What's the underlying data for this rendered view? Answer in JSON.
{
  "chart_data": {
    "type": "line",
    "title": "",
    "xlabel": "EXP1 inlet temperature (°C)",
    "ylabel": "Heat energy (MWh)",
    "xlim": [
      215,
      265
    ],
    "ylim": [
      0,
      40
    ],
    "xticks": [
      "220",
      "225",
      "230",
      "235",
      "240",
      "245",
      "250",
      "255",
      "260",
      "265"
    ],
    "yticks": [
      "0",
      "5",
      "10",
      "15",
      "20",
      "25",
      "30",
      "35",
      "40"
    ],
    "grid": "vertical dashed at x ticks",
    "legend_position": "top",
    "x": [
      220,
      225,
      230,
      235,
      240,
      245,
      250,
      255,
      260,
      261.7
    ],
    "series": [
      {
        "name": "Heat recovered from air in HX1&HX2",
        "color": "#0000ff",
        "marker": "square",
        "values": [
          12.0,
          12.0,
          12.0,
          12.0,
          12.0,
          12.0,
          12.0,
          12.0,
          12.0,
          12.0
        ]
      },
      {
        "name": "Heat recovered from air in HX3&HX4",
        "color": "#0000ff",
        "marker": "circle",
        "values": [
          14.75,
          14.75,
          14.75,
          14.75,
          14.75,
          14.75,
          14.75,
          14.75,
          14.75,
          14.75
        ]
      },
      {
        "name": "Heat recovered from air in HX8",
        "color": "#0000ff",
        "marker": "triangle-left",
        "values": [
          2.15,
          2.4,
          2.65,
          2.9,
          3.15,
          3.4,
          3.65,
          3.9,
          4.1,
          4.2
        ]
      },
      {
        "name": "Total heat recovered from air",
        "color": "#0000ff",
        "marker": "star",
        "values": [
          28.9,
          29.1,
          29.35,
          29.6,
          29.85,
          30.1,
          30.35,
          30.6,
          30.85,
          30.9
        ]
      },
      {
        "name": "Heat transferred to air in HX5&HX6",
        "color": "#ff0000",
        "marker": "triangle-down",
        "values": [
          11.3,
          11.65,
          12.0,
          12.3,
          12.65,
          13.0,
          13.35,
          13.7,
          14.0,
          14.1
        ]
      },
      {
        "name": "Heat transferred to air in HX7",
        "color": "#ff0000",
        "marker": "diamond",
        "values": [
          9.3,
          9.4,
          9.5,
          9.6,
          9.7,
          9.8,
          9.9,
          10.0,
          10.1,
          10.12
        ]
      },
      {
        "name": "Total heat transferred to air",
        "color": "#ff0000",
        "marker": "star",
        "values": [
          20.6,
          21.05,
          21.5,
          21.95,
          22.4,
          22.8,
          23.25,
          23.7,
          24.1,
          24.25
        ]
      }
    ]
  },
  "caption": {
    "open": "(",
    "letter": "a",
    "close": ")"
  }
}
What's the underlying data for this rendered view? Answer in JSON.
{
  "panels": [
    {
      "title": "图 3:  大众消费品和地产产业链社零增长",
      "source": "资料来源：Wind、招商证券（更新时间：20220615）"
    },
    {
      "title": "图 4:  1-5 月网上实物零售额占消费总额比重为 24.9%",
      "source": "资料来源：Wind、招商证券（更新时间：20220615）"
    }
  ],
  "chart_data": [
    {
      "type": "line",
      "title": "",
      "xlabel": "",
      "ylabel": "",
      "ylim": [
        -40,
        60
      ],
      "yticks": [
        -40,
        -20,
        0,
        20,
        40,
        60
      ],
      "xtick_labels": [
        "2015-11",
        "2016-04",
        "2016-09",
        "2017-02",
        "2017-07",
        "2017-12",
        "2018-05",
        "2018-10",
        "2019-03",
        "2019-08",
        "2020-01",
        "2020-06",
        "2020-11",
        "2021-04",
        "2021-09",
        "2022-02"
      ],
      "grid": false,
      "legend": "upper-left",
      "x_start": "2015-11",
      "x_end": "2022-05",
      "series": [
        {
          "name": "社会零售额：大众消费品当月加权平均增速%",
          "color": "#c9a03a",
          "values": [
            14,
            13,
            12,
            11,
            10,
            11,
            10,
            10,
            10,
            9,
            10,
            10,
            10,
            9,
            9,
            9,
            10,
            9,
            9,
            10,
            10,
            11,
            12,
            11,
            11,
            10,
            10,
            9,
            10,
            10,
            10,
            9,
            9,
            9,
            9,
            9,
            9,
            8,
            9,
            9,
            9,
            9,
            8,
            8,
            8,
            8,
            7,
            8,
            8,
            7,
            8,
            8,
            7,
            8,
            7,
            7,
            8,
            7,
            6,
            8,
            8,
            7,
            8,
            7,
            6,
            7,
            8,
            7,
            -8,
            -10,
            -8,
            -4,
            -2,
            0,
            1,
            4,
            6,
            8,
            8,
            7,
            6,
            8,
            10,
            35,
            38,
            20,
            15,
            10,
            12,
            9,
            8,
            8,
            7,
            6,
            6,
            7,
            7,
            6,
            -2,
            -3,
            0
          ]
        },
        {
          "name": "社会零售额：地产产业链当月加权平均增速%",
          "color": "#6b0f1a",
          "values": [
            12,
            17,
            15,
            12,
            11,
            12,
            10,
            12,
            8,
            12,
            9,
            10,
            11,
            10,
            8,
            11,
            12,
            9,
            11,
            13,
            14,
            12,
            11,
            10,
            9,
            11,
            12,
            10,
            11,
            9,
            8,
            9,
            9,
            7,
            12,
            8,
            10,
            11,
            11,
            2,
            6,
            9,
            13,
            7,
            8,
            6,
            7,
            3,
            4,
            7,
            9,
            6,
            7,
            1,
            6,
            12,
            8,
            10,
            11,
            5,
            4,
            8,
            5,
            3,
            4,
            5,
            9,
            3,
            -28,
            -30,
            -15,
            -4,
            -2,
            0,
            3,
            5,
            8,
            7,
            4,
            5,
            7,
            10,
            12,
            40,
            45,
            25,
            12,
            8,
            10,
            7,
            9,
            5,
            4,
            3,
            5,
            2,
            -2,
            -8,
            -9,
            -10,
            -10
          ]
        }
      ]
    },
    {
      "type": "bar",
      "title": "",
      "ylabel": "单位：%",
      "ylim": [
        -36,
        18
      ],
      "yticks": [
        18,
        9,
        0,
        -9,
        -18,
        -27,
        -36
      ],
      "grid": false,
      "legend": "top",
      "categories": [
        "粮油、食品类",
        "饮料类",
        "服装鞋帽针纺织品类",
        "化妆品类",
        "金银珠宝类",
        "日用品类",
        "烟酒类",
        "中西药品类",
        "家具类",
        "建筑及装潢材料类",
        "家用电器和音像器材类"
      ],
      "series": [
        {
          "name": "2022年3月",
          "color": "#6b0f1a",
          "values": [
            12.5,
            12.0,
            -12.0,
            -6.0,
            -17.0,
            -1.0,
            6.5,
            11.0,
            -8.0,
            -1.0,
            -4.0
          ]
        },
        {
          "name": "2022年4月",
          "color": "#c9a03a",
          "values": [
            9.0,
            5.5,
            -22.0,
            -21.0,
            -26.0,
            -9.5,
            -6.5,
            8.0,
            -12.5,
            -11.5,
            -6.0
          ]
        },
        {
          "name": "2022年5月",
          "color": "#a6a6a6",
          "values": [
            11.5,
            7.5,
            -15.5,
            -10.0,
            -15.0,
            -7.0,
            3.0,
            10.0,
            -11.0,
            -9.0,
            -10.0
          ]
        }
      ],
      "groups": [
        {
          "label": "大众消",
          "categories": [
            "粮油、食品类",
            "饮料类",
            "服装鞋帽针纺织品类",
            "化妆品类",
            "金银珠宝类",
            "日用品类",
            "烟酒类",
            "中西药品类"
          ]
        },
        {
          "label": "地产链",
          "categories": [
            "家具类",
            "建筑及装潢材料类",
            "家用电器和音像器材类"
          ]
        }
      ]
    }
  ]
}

■ ■ ■

What is needed: Repeat each of the entries above precisely as given.

Full solution:
What's the underlying data for this rendered view? Answer in JSON.
{
  "chart_data": {
    "type": "line",
    "title": "",
    "xlabel": "EXP1 inlet temperature (°C)",
    "ylabel": "Heat energy (MWh)",
    "xlim": [
      215,
      265
    ],
    "ylim": [
      0,
      40
    ],
    "xticks": [
      "220",
      "225",
      "230",
      "235",
      "240",
      "245",
      "250",
      "255",
      "260",
      "265"
    ],
    "yticks": [
      "0",
      "5",
      "10",
      "15",
      "20",
      "25",
      "30",
      "35",
      "40"
    ],
    "grid": "vertical dashed at x ticks",
    "legend_position": "top",
    "x": [
      220,
      225,
      230,
      235,
      240,
      245,
      250,
      255,
      260,
      261.7
    ],
    "series": [
      {
        "name": "Heat recovered from air in HX1&HX2",
        "color": "#0000ff",
        "marker": "square",
        "values": [
          12.0,
          12.0,
          12.0,
          12.0,
          12.0,
          12.0,
          12.0,
          12.0,
          12.0,
          12.0
        ]
      },
      {
        "name": "Heat recovered from air in HX3&HX4",
        "color": "#0000ff",
        "marker": "circle",
        "values": [
          14.75,
          14.75,
          14.75,
          14.75,
          14.75,
          14.75,
          14.75,
          14.75,
          14.75,
          14.75
        ]
      },
      {
        "name": "Heat recovered from air in HX8",
        "color": "#0000ff",
        "marker": "triangle-left",
        "values": [
          2.15,
          2.4,
          2.65,
          2.9,
          3.15,
          3.4,
          3.65,
          3.9,
          4.1,
          4.2
        ]
      },
      {
        "name": "Total heat recovered from air",
        "color": "#0000ff",
        "marker": "star",
        "values": [
          28.9,
          29.1,
          29.35,
          29.6,
          29.85,
          30.1,
          30.35,
          30.6,
          30.85,
          30.9
        ]
      },
      {
        "name": "Heat transferred to air in HX5&HX6",
        "color": "#ff0000",
        "marker": "triangle-down",
        "values": [
          11.3,
          11.65,
          12.0,
          12.3,
          12.65,
          13.0,
          13.35,
          13.7,
          14.0,
          14.1
        ]
      },
      {
        "name": "Heat transferred to air in HX7",
        "color": "#ff0000",
        "marker": "diamond",
        "values": [
          9.3,
          9.4,
          9.5,
          9.6,
          9.7,
          9.8,
          9.9,
          10.0,
          10.1,
          10.12
        ]
      },
      {
        "name": "Total heat transferred to air",
        "color": "#ff0000",
        "marker": "star",
        "values": [
          20.6,
          21.05,
          21.5,
          21.95,
          22.4,
          22.8,
          23.25,
          23.7,
          24.1,
          24.25
        ]
      }
    ]
  },
  "caption": {
    "open": "(",
    "letter": "a",
    "close": ")"
  }
}
What's the underlying data for this rendered view? Answer in JSON.
{
  "panels": [
    {
      "title": "图 3:  大众消费品和地产产业链社零增长",
      "source": "资料来源：Wind、招商证券（更新时间：20220615）"
    },
    {
      "title": "图 4:  1-5 月网上实物零售额占消费总额比重为 24.9%",
      "source": "资料来源：Wind、招商证券（更新时间：20220615）"
    }
  ],
  "chart_data": [
    {
      "type": "line",
      "title": "",
      "xlabel": "",
      "ylabel": "",
      "ylim": [
        -40,
        60
      ],
      "yticks": [
        -40,
        -20,
        0,
        20,
        40,
        60
      ],
      "xtick_labels": [
        "2015-11",
        "2016-04",
        "2016-09",
        "2017-02",
        "2017-07",
        "2017-12",
        "2018-05",
        "2018-10",
        "2019-03",
        "2019-08",
        "2020-01",
        "2020-06",
        "2020-11",
        "2021-04",
        "2021-09",
        "2022-02"
      ],
      "grid": false,
      "legend": "upper-left",
      "x_start": "2015-11",
      "x_end": "2022-05",
      "series": [
        {
          "name": "社会零售额：大众消费品当月加权平均增速%",
          "color": "#c9a03a",
          "values": [
            14,
            13,
            12,
            11,
            10,
            11,
            10,
            10,
            10,
            9,
            10,
            10,
            10,
            9,
            9,
            9,
            10,
            9,
            9,
            10,
            10,
            11,
            12,
            11,
            11,
            10,
            10,
            9,
            10,
            10,
            10,
            9,
            9,
            9,
            9,
            9,
            9,
            8,
            9,
            9,
            9,
            9,
            8,
            8,
            8,
            8,
            7,
            8,
            8,
            7,
            8,
            8,
            7,
            8,
            7,
            7,
            8,
            7,
            6,
            8,
            8,
            7,
            8,
            7,
            6,
            7,
            8,
            7,
            -8,
            -10,
            -8,
            -4,
            -2,
            0,
            1,
            4,
            6,
            8,
            8,
            7,
            6,
            8,
            10,
            35,
            38,
            20,
            15,
            10,
            12,
            9,
            8,
            8,
            7,
            6,
            6,
            7,
            7,
            6,
            -2,
            -3,
            0
          ]
        },
        {
          "name": "社会零售额：地产产业链当月加权平均增速%",
          "color": "#6b0f1a",
          "values": [
            12,
            17,
            15,
            12,
            11,
            12,
            10,
            12,
            8,
            12,
            9,
            10,
            11,
            10,
            8,
            11,
            12,
            9,
            11,
            13,
            14,
            12,
            11,
            10,
            9,
            11,
            12,
            10,
            11,
            9,
            8,
            9,
            9,
            7,
            12,
            8,
            10,
            11,
            11,
            2,
            6,
            9,
            13,
            7,
            8,
            6,
            7,
            3,
            4,
            7,
            9,
            6,
            7,
            1,
            6,
            12,
            8,
            10,
            11,
            5,
            4,
            8,
            5,
            3,
            4,
            5,
            9,
            3,
            -28,
            -30,
            -15,
            -4,
            -2,
            0,
            3,
            5,
            8,
            7,
            4,
            5,
            7,
            10,
            12,
            40,
            45,
            25,
            12,
            8,
            10,
            7,
            9,
            5,
            4,
            3,
            5,
            2,
            -2,
            -8,
            -9,
            -10,
            -10
          ]
        }
      ]
    },
    {
      "type": "bar",
      "title": "",
      "ylabel": "单位：%",
      "ylim": [
        -36,
        18
      ],
      "yticks": [
        18,
        9,
        0,
        -9,
        -18,
        -27,
        -36
      ],
      "grid": false,
      "legend": "top",
      "categories": [
        "粮油、食品类",
        "饮料类",
        "服装鞋帽针纺织品类",
        "化妆品类",
        "金银珠宝类",
        "日用品类",
        "烟酒类",
        "中西药品类",
        "家具类",
        "建筑及装潢材料类",
        "家用电器和音像器材类"
      ],
      "series": [
        {
          "name": "2022年3月",
          "color": "#6b0f1a",
          "values": [
            12.5,
            12.0,
            -12.0,
            -6.0,
            -17.0,
            -1.0,
            6.5,
            11.0,
            -8.0,
            -1.0,
            -4.0
          ]
        },
        {
          "name": "2022年4月",
          "color": "#c9a03a",
          "values": [
            9.0,
            5.5,
            -22.0,
            -21.0,
            -26.0,
            -9.5,
            -6.5,
            8.0,
            -12.5,
            -11.5,
            -6.0
          ]
        },
        {
          "name": "2022年5月",
          "color": "#a6a6a6",
          "values": [
            11.5,
            7.5,
            -15.5,
            -10.0,
            -15.0,
            -7.0,
            3.0,
            10.0,
            -11.0,
            -9.0,
            -10.0
          ]
        }
      ],
      "groups": [
        {
          "label": "大众消",
          "categories": [
            "粮油、食品类",
            "饮料类",
            "服装鞋帽针纺织品类",
            "化妆品类",
            "金银珠宝类",
            "日用品类",
            "烟酒类",
            "中西药品类"
          ]
        },
        {
          "label": "地产链",
          "categories": [
            "家具类",
            "建筑及装潢材料类",
            "家用电器和音像器材类"
          ]
        }
      ]
    }
  ]
}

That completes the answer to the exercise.